_WHAT TO DO_
Each line that holds the word "text" counts once; report the total and nothing else.

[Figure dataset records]
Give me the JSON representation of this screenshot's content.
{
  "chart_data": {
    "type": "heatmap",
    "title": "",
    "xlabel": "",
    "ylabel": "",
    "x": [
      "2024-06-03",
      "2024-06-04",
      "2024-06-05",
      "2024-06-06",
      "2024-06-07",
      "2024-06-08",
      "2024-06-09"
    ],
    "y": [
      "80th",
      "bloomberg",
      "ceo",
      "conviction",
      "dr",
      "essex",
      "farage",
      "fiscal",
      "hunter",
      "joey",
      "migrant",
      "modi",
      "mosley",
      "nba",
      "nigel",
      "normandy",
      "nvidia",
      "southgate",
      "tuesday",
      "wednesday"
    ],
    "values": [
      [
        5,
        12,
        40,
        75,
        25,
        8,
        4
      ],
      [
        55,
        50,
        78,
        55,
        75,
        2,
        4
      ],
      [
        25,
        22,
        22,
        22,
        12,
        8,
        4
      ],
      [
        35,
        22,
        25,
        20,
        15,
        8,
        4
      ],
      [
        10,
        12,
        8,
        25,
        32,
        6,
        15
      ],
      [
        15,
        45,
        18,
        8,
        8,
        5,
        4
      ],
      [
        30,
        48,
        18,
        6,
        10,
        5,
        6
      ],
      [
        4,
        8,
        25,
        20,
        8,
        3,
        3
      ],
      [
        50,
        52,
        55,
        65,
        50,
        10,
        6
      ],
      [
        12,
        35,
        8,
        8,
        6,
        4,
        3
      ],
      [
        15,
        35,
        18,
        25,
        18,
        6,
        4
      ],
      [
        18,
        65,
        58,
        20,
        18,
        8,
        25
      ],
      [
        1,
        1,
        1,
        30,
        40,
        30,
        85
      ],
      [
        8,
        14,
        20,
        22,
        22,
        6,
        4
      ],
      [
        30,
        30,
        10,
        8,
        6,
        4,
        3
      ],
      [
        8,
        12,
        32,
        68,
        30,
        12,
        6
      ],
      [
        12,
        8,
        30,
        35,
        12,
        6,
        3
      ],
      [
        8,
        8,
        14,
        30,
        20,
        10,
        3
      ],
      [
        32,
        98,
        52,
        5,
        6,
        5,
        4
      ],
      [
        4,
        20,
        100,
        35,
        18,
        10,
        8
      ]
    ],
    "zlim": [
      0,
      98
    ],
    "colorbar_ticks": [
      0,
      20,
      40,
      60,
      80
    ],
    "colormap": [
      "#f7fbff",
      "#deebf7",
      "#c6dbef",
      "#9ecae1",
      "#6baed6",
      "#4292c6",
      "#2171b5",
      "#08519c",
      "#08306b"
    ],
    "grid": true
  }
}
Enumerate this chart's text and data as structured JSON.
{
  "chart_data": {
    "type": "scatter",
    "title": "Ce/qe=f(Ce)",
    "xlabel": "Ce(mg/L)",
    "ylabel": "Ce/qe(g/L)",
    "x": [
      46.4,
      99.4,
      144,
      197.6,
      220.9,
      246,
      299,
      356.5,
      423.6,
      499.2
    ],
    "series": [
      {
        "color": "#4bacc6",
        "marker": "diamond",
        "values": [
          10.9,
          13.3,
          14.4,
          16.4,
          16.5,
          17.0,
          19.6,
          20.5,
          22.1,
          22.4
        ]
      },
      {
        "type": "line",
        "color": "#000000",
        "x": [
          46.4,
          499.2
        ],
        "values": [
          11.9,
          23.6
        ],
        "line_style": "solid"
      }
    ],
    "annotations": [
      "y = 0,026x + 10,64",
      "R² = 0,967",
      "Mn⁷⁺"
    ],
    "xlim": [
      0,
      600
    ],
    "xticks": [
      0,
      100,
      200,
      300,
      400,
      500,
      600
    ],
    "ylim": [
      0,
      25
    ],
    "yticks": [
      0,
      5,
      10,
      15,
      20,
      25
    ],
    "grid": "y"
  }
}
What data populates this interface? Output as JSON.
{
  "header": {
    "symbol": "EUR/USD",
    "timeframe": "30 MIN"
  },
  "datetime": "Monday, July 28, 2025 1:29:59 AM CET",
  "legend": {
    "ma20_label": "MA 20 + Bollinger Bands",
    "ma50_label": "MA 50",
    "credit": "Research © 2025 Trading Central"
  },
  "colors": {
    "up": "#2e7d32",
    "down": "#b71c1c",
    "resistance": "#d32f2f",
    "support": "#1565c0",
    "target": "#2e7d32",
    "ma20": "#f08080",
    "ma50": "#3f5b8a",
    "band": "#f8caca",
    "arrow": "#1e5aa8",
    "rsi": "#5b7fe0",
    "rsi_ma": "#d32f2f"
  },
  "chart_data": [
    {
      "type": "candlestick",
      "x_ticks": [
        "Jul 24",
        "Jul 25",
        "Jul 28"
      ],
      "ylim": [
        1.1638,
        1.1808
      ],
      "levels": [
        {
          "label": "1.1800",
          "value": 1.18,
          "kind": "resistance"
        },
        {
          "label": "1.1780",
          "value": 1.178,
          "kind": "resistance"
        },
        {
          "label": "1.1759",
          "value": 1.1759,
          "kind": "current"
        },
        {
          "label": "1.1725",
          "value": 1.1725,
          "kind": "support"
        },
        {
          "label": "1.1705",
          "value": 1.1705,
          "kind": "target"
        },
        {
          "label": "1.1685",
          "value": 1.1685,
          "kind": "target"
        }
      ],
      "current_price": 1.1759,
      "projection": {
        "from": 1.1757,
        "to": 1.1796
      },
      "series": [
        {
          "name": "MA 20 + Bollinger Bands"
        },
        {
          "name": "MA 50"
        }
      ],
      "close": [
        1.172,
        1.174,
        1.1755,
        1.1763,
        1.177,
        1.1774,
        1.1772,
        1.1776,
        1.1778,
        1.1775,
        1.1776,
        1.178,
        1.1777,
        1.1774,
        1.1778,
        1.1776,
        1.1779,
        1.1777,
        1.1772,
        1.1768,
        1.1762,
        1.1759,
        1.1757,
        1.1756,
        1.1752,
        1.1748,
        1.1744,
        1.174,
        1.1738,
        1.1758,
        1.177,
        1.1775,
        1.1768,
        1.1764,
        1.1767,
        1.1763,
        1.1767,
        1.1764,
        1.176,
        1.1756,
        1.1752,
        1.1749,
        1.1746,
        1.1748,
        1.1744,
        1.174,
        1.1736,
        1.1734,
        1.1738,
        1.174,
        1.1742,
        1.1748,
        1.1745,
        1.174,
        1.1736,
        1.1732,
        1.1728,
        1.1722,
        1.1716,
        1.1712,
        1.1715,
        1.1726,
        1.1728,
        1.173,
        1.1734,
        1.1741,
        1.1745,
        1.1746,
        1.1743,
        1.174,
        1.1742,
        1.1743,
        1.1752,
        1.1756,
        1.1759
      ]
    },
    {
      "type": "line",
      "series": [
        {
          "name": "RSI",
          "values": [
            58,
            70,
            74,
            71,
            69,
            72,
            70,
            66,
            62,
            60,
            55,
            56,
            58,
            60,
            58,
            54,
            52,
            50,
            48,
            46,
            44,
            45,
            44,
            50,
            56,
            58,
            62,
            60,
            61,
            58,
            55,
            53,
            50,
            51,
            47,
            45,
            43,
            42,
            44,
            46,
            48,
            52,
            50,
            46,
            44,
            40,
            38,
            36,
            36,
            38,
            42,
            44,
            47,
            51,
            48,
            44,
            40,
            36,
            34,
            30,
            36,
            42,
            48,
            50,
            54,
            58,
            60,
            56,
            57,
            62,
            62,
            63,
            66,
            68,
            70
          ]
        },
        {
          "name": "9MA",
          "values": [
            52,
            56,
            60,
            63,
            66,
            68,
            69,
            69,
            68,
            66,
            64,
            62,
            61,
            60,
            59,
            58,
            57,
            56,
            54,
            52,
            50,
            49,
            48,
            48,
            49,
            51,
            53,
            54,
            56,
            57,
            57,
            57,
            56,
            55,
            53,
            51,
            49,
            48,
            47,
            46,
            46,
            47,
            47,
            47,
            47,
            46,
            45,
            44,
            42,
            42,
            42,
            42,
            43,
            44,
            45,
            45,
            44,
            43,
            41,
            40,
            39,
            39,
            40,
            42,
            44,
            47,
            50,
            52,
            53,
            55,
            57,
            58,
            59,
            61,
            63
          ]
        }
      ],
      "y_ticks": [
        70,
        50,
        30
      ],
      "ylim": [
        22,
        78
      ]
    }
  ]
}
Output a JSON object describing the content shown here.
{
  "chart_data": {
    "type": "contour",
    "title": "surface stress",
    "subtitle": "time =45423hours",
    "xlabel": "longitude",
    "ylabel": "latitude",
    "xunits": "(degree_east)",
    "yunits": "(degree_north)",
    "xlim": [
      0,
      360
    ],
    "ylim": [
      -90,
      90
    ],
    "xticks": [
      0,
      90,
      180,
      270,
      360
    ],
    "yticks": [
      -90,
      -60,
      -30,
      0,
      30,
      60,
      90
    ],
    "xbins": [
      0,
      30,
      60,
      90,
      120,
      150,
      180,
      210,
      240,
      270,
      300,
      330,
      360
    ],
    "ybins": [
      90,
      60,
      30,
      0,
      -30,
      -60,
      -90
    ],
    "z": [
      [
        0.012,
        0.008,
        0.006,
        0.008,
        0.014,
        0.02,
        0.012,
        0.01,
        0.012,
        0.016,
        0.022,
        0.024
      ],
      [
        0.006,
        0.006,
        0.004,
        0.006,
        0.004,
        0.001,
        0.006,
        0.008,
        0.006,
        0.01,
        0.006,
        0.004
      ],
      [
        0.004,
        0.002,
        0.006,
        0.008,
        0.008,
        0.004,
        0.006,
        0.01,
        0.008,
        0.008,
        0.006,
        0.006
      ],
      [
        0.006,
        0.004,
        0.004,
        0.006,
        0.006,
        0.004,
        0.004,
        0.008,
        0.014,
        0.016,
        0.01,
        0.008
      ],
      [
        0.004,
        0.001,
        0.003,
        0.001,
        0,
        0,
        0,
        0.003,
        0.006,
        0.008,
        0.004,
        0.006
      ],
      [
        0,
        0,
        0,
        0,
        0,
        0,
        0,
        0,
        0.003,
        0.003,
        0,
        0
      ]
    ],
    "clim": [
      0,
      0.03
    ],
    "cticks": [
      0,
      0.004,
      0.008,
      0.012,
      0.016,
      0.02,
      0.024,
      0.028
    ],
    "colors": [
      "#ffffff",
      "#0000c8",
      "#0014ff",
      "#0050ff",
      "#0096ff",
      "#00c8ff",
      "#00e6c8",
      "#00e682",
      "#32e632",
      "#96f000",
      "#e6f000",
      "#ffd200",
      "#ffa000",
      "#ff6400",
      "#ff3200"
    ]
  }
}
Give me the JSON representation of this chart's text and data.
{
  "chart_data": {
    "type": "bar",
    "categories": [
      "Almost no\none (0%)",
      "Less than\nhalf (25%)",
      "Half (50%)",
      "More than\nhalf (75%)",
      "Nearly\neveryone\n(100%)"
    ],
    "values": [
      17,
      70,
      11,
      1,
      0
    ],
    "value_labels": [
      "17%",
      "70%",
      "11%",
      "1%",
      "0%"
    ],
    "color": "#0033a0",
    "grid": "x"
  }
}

_SOLUTION_
2